Retype each line of the material exactly, please, skipping any picture in it.

— start Material provided —

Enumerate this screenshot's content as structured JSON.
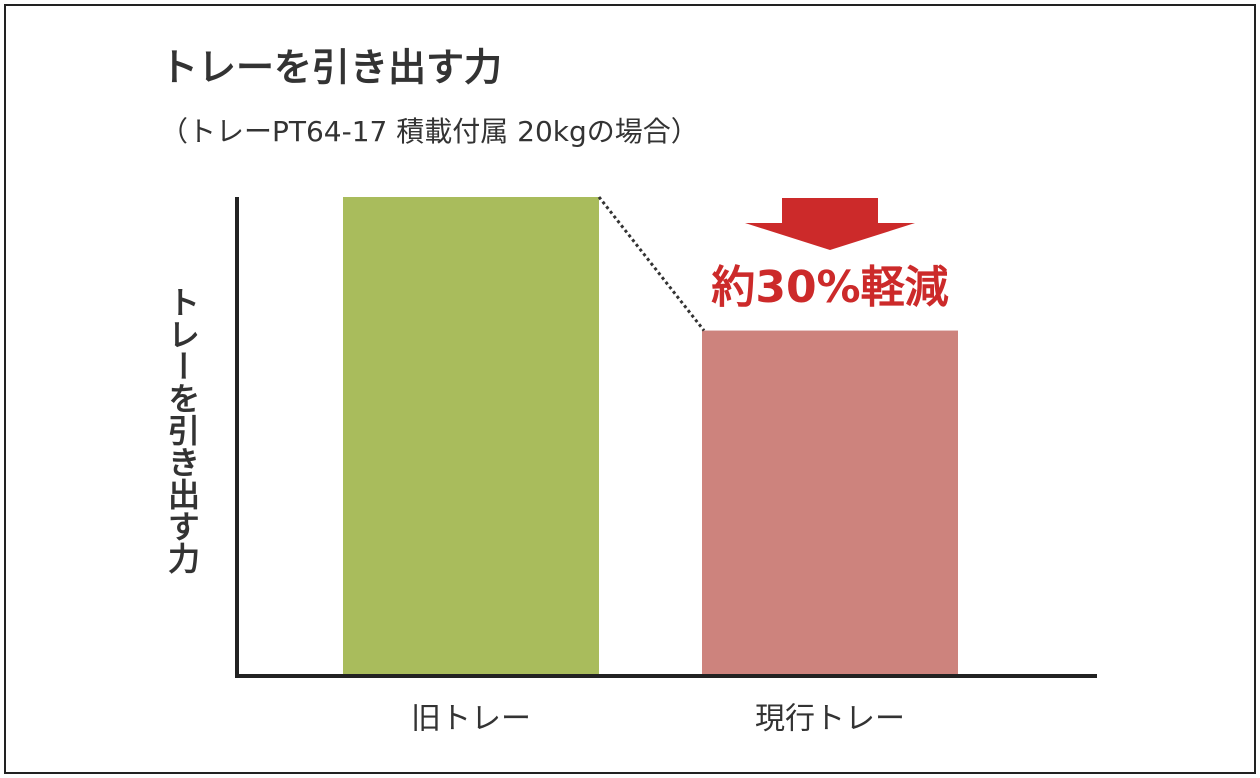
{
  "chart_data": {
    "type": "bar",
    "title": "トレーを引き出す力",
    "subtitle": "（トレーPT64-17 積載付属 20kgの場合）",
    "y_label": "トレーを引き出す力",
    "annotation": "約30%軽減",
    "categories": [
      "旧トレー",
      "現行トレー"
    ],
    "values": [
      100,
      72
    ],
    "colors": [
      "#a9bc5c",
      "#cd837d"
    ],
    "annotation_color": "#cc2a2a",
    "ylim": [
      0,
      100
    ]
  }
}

— end Material provided —

### [Response to this task]
Enumerate this screenshot's content as structured JSON.
{
  "chart_data": {
    "type": "bar",
    "title": "トレーを引き出す力",
    "subtitle": "（トレーPT64-17 積載付属 20kgの場合）",
    "y_label": "トレーを引き出す力",
    "annotation": "約30%軽減",
    "categories": [
      "旧トレー",
      "現行トレー"
    ],
    "values": [
      100,
      72
    ],
    "colors": [
      "#a9bc5c",
      "#cd837d"
    ],
    "annotation_color": "#cc2a2a",
    "ylim": [
      0,
      100
    ]
  }
}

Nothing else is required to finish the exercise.